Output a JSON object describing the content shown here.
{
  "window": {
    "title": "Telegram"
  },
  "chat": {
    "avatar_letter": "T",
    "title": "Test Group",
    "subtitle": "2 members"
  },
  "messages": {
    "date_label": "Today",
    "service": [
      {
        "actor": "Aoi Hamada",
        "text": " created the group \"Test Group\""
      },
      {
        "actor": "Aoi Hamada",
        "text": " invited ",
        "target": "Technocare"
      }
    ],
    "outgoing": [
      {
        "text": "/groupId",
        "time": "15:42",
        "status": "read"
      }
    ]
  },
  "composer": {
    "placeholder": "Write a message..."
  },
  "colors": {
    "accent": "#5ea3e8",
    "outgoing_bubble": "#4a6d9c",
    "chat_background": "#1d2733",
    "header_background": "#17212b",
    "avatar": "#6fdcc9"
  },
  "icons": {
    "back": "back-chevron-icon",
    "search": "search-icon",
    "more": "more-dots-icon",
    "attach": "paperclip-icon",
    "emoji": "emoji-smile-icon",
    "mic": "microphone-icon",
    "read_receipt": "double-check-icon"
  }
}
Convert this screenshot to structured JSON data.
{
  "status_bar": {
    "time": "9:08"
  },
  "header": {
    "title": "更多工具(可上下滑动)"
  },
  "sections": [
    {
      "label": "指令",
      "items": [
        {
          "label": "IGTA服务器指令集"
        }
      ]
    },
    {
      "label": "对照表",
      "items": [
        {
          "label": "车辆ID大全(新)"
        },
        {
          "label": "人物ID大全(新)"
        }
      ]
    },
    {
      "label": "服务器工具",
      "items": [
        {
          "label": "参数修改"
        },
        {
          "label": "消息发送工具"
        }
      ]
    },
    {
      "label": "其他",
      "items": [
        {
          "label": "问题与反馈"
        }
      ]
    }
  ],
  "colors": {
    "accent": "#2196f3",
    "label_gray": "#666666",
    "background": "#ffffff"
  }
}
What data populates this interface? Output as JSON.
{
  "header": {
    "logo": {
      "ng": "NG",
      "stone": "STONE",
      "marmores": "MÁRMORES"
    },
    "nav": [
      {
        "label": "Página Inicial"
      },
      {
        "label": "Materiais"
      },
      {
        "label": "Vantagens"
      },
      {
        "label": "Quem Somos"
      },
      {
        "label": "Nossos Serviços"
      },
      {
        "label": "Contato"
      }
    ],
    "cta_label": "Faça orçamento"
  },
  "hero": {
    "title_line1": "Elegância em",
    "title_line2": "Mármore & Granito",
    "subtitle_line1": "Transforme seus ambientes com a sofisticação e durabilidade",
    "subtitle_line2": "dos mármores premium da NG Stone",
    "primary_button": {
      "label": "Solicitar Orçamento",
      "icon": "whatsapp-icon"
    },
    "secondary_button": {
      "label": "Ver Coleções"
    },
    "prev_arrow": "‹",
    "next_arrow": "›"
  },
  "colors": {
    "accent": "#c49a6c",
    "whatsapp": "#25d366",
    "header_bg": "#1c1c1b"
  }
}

____________

Using the data above, say how many lines include "Test". No other reply is needed.

2